Rows from a dataset:
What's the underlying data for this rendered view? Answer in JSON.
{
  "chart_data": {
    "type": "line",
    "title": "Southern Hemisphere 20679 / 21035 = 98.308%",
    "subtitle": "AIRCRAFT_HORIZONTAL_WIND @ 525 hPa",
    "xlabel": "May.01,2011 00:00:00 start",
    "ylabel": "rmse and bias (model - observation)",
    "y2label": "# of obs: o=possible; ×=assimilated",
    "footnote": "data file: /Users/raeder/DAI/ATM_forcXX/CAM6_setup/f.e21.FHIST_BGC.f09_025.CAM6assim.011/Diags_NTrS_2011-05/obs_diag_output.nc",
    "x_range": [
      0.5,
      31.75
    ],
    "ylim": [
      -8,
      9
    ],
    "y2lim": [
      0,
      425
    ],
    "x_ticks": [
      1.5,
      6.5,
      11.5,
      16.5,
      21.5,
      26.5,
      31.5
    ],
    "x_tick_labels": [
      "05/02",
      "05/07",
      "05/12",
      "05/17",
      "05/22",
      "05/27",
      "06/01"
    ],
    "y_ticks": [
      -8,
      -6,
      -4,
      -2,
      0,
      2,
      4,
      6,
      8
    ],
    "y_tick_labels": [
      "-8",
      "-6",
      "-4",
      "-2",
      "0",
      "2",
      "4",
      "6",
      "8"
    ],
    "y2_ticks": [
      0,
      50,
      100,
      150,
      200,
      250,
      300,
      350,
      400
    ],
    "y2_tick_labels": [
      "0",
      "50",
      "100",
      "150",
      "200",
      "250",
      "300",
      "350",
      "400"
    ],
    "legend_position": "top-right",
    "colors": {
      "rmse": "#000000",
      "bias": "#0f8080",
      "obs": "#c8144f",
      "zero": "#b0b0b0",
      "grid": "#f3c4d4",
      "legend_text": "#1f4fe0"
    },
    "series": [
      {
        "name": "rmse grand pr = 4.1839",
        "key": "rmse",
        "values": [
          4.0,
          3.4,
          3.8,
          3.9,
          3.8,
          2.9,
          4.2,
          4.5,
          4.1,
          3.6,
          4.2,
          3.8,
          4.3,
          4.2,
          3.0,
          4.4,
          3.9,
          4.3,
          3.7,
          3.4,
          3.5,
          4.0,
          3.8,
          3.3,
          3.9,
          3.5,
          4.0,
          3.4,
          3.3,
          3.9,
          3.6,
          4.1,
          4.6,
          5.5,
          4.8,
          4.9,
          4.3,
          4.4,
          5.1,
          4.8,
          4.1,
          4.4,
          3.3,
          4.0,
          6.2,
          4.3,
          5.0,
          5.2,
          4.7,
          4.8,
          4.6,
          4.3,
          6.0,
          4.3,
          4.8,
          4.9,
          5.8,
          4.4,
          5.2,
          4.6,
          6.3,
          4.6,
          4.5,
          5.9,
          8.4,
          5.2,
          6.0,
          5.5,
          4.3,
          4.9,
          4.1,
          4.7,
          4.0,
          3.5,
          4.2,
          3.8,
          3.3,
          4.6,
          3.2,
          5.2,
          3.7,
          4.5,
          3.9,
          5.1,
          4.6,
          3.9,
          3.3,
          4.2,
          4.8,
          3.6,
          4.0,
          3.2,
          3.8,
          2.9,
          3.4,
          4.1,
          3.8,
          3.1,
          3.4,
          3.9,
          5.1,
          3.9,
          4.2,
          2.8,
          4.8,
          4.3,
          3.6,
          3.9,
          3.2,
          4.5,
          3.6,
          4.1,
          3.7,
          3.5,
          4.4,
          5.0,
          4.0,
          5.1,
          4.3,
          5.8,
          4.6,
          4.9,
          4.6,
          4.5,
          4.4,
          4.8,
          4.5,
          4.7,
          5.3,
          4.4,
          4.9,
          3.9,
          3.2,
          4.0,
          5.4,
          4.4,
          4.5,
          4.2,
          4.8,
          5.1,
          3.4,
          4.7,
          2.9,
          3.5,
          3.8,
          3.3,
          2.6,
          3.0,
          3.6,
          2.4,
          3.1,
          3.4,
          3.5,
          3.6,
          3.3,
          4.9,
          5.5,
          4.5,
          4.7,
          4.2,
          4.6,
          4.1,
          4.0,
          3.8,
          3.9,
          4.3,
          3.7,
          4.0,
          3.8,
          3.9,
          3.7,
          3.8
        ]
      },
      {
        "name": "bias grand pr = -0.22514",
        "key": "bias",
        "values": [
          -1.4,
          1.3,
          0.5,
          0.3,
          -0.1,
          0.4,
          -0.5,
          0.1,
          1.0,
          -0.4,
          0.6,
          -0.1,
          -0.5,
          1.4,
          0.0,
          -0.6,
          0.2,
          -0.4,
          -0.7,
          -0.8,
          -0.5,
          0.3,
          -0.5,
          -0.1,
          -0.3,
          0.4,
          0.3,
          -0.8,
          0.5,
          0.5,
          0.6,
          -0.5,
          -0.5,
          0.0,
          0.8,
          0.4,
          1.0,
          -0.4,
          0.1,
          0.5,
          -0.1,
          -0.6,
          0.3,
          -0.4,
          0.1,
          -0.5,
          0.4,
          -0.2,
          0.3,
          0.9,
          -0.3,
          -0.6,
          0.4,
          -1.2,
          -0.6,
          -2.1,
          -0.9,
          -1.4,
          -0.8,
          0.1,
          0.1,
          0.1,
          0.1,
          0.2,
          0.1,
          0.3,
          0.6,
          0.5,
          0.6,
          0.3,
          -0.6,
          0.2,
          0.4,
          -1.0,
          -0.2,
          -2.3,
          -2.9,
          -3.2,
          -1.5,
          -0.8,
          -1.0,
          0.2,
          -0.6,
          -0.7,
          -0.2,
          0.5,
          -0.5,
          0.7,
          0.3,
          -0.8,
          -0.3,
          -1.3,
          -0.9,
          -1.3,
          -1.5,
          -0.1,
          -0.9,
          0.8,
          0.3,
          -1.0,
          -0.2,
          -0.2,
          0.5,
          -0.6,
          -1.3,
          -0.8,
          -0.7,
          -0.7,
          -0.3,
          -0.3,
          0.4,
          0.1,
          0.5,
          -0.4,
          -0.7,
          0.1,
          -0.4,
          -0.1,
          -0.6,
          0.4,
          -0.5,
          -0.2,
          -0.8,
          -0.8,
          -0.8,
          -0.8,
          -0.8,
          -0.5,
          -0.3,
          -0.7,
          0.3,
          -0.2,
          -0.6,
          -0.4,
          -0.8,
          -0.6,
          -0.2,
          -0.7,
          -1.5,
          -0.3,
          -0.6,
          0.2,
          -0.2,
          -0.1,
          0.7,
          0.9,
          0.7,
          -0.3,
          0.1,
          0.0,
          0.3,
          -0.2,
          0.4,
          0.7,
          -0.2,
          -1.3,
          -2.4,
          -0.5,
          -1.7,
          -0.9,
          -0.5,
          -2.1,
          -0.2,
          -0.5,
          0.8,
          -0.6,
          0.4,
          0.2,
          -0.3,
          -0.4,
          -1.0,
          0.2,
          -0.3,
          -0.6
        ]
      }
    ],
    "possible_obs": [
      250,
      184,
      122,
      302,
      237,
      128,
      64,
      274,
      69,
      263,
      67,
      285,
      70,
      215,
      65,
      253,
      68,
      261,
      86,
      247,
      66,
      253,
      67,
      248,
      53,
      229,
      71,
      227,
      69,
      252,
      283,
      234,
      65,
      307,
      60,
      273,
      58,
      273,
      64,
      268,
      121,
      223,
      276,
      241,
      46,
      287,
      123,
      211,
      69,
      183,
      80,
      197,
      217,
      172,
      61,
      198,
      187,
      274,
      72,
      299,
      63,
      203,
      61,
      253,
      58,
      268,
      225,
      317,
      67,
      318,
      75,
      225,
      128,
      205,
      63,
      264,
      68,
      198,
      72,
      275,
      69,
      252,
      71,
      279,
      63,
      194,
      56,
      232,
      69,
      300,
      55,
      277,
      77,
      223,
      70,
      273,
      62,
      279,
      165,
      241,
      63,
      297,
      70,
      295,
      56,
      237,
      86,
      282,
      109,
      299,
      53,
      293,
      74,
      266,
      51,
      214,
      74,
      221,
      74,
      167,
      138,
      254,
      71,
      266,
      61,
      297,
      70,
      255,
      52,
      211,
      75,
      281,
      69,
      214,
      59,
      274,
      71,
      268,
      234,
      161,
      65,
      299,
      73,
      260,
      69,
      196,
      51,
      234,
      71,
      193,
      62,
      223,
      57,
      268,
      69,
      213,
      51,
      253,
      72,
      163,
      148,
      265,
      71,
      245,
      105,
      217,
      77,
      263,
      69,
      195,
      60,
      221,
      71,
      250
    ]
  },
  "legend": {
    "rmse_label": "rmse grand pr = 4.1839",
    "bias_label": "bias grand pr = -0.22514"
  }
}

§ Goal of the exercise: Copy out the lines that hold "name".

§ Written answer:
        "name": "rmse grand pr = 4.1839",
        "name": "bias grand pr = -0.22514",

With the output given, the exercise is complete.